Fragment -

Nasza Loteria SR - pasek na kartach artykułów

Synagogą w Fordonie zajmie się znów Fundacja na rzecz UKW. Ale z nowym zarządem i nazwą

Maciej Czerniak
Maciej Czerniak
Jest szansa, że nowi zarządcy przywrócą w pełni wykorzystają możliwości wyjątkowego obiektu
Jest szansa, że nowi zarządcy przywrócą w pełni wykorzystają możliwości wyjątkowego obiektu Tomasz Czachorowski
Rafael Prętki mówi, że chce chce i wierzy w to, że synagoga może stać się nowym kulturalnym sercem Starego Fordonu. Budynek ma być w pełni funkcjonalny i zaadaptowany do organizowania koncertów oraz innych wydarzeń. Ma w nim również powstać kafejka. A zadba o to Synagoga Fordon - Dom Kultury, czyli następczyni Fundacji na rzecz UKW, która do tej pory zarządzała obiektem.

- Jest już nowy zarząd fundacji - mówi Rafael Prętki, prezes Stowarzyszenia Miłośników Starego Fordonu, jednocześnie działacz i członek fundacji. - Ze starego zarządu w fundacji nie ma już nikogo. Czas na zmiany. A to też nowa nazwa, czyli Synagoga Fordon - Dom Kultury - dodaje Prętki.

Do tej pory budynek nie miał szczęścia do zarządzających nim organizacji. W przeszłości fundusze pozyskiwane na utrzymanie i przystosowanie budynku synagogi do funkcji miejsca o charakterze publicznym najpierw pozyskiwała opiekująca się dawną świątynią fundacja Yakiza, która w 2008 roku otrzymała, m.in. 150 tys. zł na prace budowlane (remont dachu, wieniec i koronę murów), a od 2010 ro 2012 roku łącznie dostała dotacje w wysokości 330 tys. zł na inne prace. Kiedy w kolejnych latach budynek przejęła Fundacja dla UKW, na rzecz odnowy synagogi przeznaczono 50 i 30 tys. zł, ale ostatecznie środki zostały zwrócone.

Synagoga miała "pójść" za milion

- W latach 2016-2017 między Miastem a Fundacją dla UKW zostały podpisane umowy na realizację zadań publicznych w zakresie wspierania kultury, sztuki, ochrony dóbr kultury i dziedzictwa narodowego - łącznie dziewięć umów na kwotę (łączna) - 89 tyś złotych - wynika z informacji Marty Stachowiak, rzeczniczki prasowej Urzędu Miasta Bydgoszczy.

Krótkie zadanie - Wypisz bez zmian część fragmentu o synagodze w Fordonie: zacznij od miejsca ze słowami „Synagogą w Fordonie” i skończ na słowach „pory zarządzała obiektem.”.

Materiał źródłowy -

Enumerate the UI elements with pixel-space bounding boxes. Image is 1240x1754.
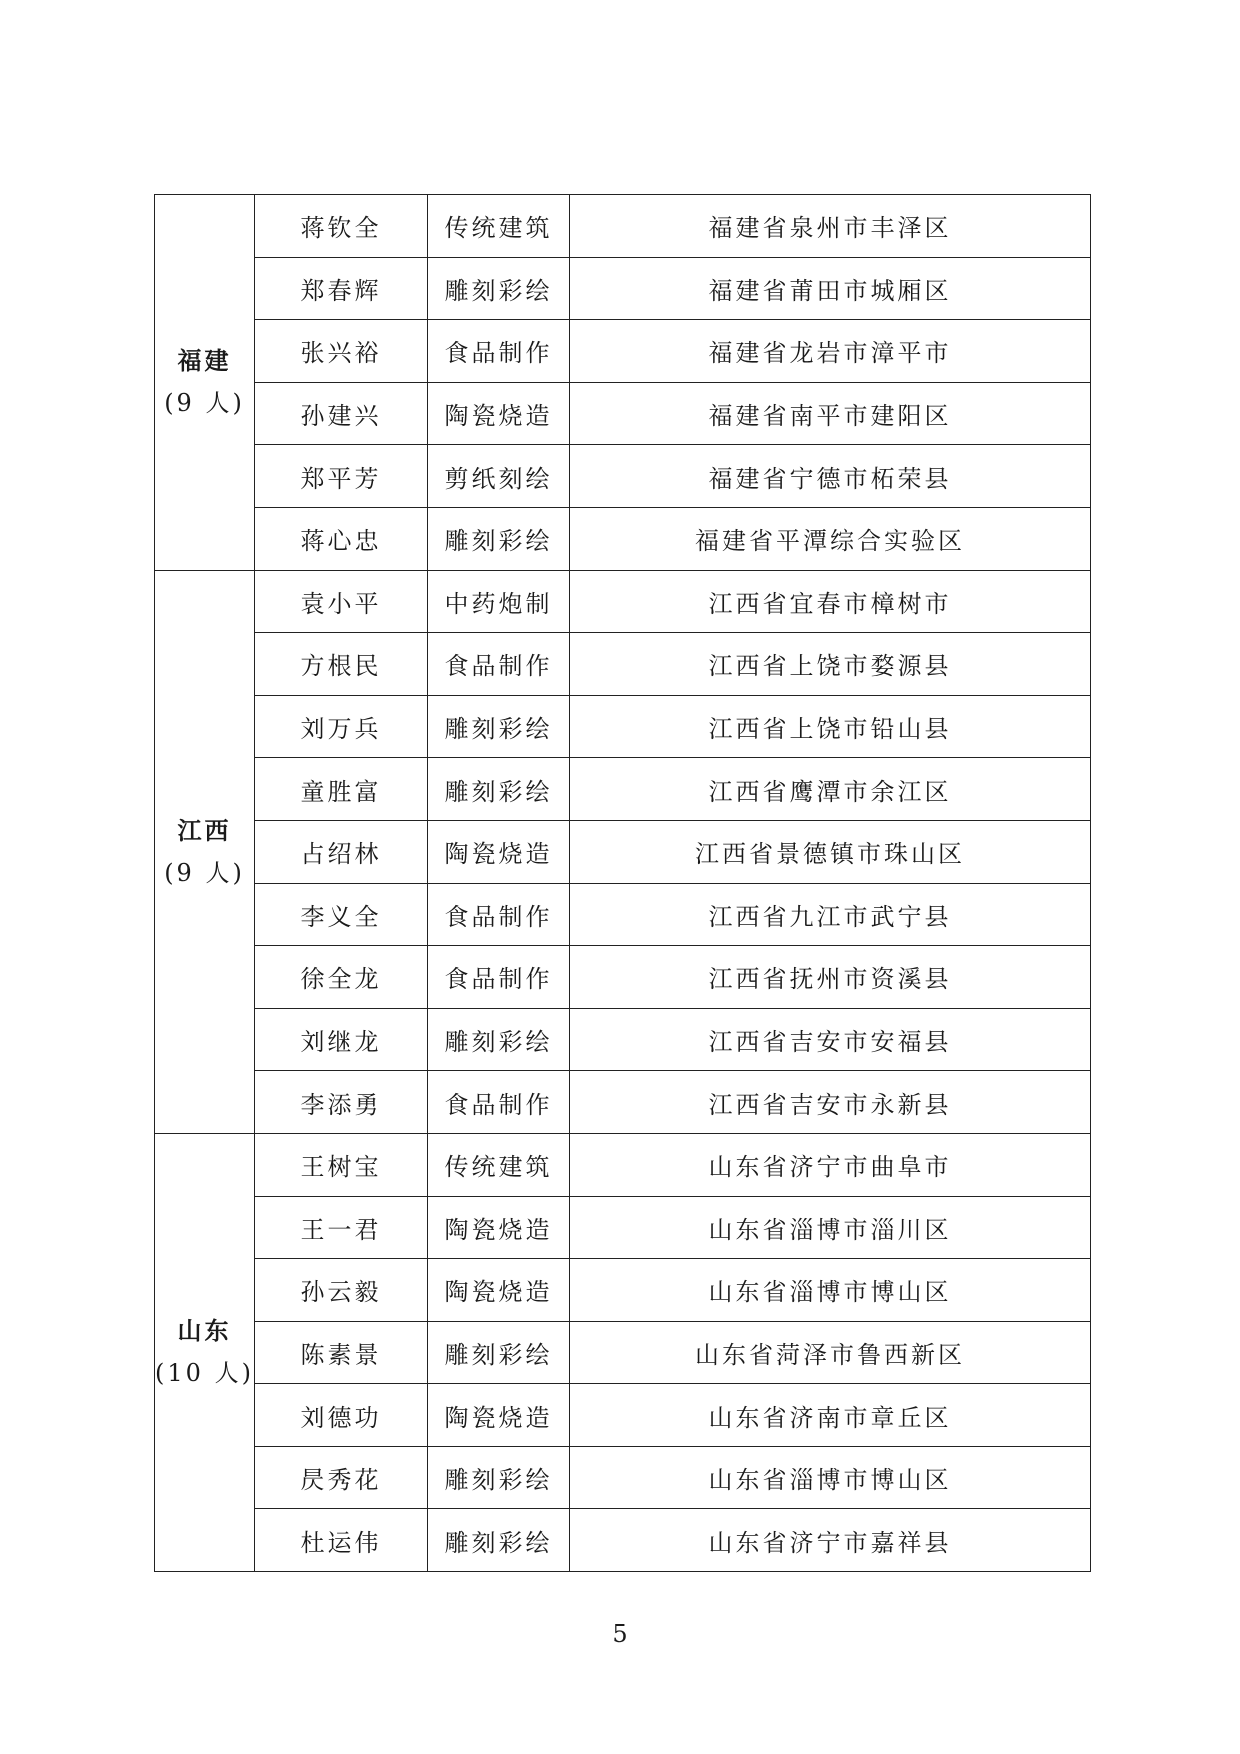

Oczekiwana odpowiedź -
Synagogą w Fordonie zajmie się znów Fundacja na rzecz UKW. Ale z nowym zarządem i nazwą

Maciej Czerniak
Maciej Czerniak
Jest szansa, że nowi zarządcy przywrócą w pełni wykorzystają możliwości wyjątkowego obiektu
Jest szansa, że nowi zarządcy przywrócą w pełni wykorzystają możliwości wyjątkowego obiektu Tomasz Czachorowski
Rafael Prętki mówi, że chce chce i wierzy w to, że synagoga może stać się nowym kulturalnym sercem Starego Fordonu. Budynek ma być w pełni funkcjonalny i zaadaptowany do organizowania koncertów oraz innych wydarzeń. Ma w nim również powstać kafejka. A zadba o to Synagoga Fordon - Dom Kultury, czyli następczyni Fundacji na rzecz UKW, która do tej pory zarządzała obiektem.